Fig. 1: Mono-methylation of DDX1 lysine 234 in NP cells during IVDD.

A LC-MS/MS experimental workflow schematic. Cell lysates from degenerated and non-degenerated NP tissues were digested and applied to LC-MS/MS. B LC-MS/MS of the Lys234 residue of the peptide segment NQALFPACVLK, with a molecular weight of +14.016 Da. C, D Detection of endogenous DDX1 lysine methylation in NP and HEK-293T cells by CO-IP (n = 3). E IF analysis of collagen II and MMP3 expression (green: collagen II; red: MMP3; scale bar: 50μm). F Expression of endogenous DDX1 lysine methylation was detected by CO-IP in normal and TBHP-treated NP cells (n = 3). G CO-IP of the DDX1 K234 methylation (R2 was the R1 clone system, n = 3). H, J Schematic illustration showing the experiment design. Compared with the control group (n = 5), the rat IVDD model was established by needle puncture (model group, n = 20), LV-scrambled or LV-shDDX1 were used to knock down DDX1 in model group rats (scrambled group, n = 5 and shDDX1 group, n = 5). Subsequently, shRNA-resistant LV-DDX1 WT (DDX1 WT group, n = 5) and LV-DDX1 K234R (DDX1 K234R group, n = 5) were re-overexpressed in the shDDX1 group rat and injected weekly into the NP. I H&E and SO&FG of discs from rats. Scale bar: 1 mm. K–M X-ray K, CT L, MRI M of rat vertebrae (n = 5). N, O DHI N, Pfirrmann grades (O) of discs (n = 10). Data information: *P < 0.05, **P < 0.01, ***P < 0.001. Data are represented as mean ± SEM. P value was quantified by two-way ANOVA (N, O). Panels (C–G) show the results of a representative similar result from one of three independent experiments. Panels (I, K–M) the results of a representative similar result from one of five independent experiments.

■ **INFORMATION PROVIDED**:

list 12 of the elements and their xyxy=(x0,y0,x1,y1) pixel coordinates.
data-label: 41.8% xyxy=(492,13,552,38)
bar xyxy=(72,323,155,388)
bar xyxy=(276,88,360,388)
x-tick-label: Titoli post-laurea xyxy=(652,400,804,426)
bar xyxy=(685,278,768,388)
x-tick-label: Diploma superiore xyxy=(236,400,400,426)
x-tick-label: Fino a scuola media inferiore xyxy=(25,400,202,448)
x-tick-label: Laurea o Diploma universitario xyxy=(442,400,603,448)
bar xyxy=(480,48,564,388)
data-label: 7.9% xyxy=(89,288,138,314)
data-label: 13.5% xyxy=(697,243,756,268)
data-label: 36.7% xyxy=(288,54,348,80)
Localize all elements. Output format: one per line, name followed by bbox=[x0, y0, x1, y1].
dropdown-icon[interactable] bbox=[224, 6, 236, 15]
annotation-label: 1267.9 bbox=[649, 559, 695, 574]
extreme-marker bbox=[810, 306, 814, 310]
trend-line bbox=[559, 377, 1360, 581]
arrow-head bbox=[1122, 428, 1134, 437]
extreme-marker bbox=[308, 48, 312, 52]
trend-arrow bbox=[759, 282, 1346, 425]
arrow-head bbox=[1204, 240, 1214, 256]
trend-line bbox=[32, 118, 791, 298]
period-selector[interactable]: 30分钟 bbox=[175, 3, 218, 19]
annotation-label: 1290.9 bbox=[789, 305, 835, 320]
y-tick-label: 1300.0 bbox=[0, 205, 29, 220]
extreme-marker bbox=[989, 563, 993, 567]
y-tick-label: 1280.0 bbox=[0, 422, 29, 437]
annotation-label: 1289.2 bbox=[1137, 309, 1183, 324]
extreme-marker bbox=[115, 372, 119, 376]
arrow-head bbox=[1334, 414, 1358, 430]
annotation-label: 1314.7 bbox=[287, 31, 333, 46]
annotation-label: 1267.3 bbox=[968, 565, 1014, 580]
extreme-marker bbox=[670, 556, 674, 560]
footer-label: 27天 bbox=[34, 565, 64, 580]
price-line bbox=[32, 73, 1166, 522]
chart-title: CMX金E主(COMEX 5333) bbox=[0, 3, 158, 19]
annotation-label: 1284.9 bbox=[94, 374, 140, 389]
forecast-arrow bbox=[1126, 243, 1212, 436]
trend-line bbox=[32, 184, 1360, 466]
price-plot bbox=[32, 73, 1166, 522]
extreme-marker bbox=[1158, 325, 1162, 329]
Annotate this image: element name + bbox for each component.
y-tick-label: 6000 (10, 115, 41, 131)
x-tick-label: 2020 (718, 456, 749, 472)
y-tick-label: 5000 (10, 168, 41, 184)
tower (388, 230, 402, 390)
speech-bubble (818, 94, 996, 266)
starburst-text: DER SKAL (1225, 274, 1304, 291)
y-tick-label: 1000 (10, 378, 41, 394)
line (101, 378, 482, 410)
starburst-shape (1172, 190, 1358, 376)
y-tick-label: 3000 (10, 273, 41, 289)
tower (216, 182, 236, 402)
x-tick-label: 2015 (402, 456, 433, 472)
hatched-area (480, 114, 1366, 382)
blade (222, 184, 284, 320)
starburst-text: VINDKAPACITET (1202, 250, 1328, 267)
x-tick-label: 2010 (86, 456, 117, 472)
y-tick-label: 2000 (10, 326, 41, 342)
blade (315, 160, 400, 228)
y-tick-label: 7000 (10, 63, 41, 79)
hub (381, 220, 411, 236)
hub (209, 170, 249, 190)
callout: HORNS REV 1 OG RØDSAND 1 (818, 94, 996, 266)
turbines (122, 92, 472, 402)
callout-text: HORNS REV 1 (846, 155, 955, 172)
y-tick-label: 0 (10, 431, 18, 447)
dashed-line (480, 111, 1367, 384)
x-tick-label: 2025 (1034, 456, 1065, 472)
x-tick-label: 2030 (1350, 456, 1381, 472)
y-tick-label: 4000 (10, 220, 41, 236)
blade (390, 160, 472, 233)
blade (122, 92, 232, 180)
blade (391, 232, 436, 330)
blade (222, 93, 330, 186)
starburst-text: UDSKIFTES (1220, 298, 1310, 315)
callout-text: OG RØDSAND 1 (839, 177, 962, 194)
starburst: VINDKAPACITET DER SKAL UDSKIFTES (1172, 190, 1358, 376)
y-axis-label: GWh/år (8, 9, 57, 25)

■ **WHAT IS BEING ASKED**:
Reproduce verbatim the entire figure legend on DDX1 lysine 234 mono-methylation, from its title line through its final sentence.

■ **RESPONSE AREA**:
Fig. 1: Mono-methylation of DDX1 lysine 234 in NP cells during IVDD.

A LC-MS/MS experimental workflow schematic. Cell lysates from degenerated and non-degenerated NP tissues were digested and applied to LC-MS/MS. B LC-MS/MS of the Lys234 residue of the peptide segment NQALFPACVLK, with a molecular weight of +14.016 Da. C, D Detection of endogenous DDX1 lysine methylation in NP and HEK-293T cells by CO-IP (n = 3). E IF analysis of collagen II and MMP3 expression (green: collagen II; red: MMP3; scale bar: 50μm). F Expression of endogenous DDX1 lysine methylation was detected by CO-IP in normal and TBHP-treated NP cells (n = 3). G CO-IP of the DDX1 K234 methylation (R2 was the R1 clone system, n = 3). H, J Schematic illustration showing the experiment design. Compared with the control group (n = 5), the rat IVDD model was established by needle puncture (model group, n = 20), LV-scrambled or LV-shDDX1 were used to knock down DDX1 in model group rats (scrambled group, n = 5 and shDDX1 group, n = 5). Subsequently, shRNA-resistant LV-DDX1 WT (DDX1 WT group, n = 5) and LV-DDX1 K234R (DDX1 K234R group, n = 5) were re-overexpressed in the shDDX1 group rat and injected weekly into the NP. I H&E and SO&FG of discs from rats. Scale bar: 1 mm. K–M X-ray K, CT L, MRI M of rat vertebrae (n = 5). N, O DHI N, Pfirrmann grades (O) of discs (n = 10). Data information: *P < 0.05, **P < 0.01, ***P < 0.001. Data are represented as mean ± SEM. P value was quantified by two-way ANOVA (N, O). Panels (C–G) show the results of a representative similar result from one of three independent experiments. Panels (I, K–M) the results of a representative similar result from one of five independent experiments.